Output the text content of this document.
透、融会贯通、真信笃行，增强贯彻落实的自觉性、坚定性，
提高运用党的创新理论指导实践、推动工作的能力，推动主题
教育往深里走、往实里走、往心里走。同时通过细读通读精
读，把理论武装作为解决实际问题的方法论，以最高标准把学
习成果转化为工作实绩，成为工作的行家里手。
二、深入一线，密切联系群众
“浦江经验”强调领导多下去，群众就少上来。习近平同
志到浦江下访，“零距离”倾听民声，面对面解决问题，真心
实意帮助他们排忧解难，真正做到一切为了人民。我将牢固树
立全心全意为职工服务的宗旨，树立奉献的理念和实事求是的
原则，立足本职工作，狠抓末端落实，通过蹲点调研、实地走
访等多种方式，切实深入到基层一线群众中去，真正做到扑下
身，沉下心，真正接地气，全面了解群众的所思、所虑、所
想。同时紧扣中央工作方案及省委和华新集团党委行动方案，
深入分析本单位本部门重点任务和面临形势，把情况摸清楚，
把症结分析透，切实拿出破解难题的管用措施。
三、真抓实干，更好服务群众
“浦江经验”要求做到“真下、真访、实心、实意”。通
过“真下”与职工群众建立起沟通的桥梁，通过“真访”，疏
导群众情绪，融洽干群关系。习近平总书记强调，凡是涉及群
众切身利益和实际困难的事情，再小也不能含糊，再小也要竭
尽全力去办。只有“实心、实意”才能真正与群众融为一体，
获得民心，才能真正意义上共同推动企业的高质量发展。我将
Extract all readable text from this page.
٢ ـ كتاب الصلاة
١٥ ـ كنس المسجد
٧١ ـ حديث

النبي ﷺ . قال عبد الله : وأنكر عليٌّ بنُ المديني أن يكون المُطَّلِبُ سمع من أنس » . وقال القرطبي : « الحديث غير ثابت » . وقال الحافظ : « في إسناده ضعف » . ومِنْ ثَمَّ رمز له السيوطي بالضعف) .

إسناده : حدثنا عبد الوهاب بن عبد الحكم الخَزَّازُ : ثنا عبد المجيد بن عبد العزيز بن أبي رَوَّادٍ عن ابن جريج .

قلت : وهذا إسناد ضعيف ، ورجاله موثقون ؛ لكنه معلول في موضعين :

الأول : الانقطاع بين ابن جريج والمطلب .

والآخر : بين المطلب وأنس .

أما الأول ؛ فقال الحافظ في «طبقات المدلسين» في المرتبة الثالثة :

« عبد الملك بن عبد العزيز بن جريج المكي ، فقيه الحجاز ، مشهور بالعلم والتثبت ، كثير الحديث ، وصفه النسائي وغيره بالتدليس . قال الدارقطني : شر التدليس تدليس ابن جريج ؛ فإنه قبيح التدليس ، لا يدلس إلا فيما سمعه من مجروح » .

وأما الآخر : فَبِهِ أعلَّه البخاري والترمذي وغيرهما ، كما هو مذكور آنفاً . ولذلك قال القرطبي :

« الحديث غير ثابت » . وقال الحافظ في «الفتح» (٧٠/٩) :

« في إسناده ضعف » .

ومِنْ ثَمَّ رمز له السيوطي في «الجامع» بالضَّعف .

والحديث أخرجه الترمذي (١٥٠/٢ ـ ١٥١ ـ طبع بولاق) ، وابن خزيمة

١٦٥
# # # # #
Copy out the data shown above without altering anything.

Task response.
Output the text content of this document.
透、融会贯通、真信笃行，增强贯彻落实的自觉性、坚定性，
提高运用党的创新理论指导实践、推动工作的能力，推动主题
教育往深里走、往实里走、往心里走。同时通过细读通读精
读，把理论武装作为解决实际问题的方法论，以最高标准把学
习成果转化为工作实绩，成为工作的行家里手。
二、深入一线，密切联系群众
“浦江经验”强调领导多下去，群众就少上来。习近平同
志到浦江下访，“零距离”倾听民声，面对面解决问题，真心
实意帮助他们排忧解难，真正做到一切为了人民。我将牢固树
立全心全意为职工服务的宗旨，树立奉献的理念和实事求是的
原则，立足本职工作，狠抓末端落实，通过蹲点调研、实地走
访等多种方式，切实深入到基层一线群众中去，真正做到扑下
身，沉下心，真正接地气，全面了解群众的所思、所虑、所
想。同时紧扣中央工作方案及省委和华新集团党委行动方案，
深入分析本单位本部门重点任务和面临形势，把情况摸清楚，
把症结分析透，切实拿出破解难题的管用措施。
三、真抓实干，更好服务群众
“浦江经验”要求做到“真下、真访、实心、实意”。通
过“真下”与职工群众建立起沟通的桥梁，通过“真访”，疏
导群众情绪，融洽干群关系。习近平总书记强调，凡是涉及群
众切身利益和实际困难的事情，再小也不能含糊，再小也要竭
尽全力去办。只有“实心、实意”才能真正与群众融为一体，
获得民心，才能真正意义上共同推动企业的高质量发展。我将
Extract all readable text from this page.
٢ ـ كتاب الصلاة
١٥ ـ كنس المسجد
٧١ ـ حديث

النبي ﷺ . قال عبد الله : وأنكر عليٌّ بنُ المديني أن يكون المُطَّلِبُ سمع من أنس » . وقال القرطبي : « الحديث غير ثابت » . وقال الحافظ : « في إسناده ضعف » . ومِنْ ثَمَّ رمز له السيوطي بالضعف) .

إسناده : حدثنا عبد الوهاب بن عبد الحكم الخَزَّازُ : ثنا عبد المجيد بن عبد العزيز بن أبي رَوَّادٍ عن ابن جريج .

قلت : وهذا إسناد ضعيف ، ورجاله موثقون ؛ لكنه معلول في موضعين :

الأول : الانقطاع بين ابن جريج والمطلب .

والآخر : بين المطلب وأنس .

أما الأول ؛ فقال الحافظ في «طبقات المدلسين» في المرتبة الثالثة :

« عبد الملك بن عبد العزيز بن جريج المكي ، فقيه الحجاز ، مشهور بالعلم والتثبت ، كثير الحديث ، وصفه النسائي وغيره بالتدليس . قال الدارقطني : شر التدليس تدليس ابن جريج ؛ فإنه قبيح التدليس ، لا يدلس إلا فيما سمعه من مجروح » .

وأما الآخر : فَبِهِ أعلَّه البخاري والترمذي وغيرهما ، كما هو مذكور آنفاً . ولذلك قال القرطبي :

« الحديث غير ثابت » . وقال الحافظ في «الفتح» (٧٠/٩) :

« في إسناده ضعف » .

ومِنْ ثَمَّ رمز له السيوطي في «الجامع» بالضَّعف .

والحديث أخرجه الترمذي (١٥٠/٢ ـ ١٥١ ـ طبع بولاق) ، وابن خزيمة

١٦٥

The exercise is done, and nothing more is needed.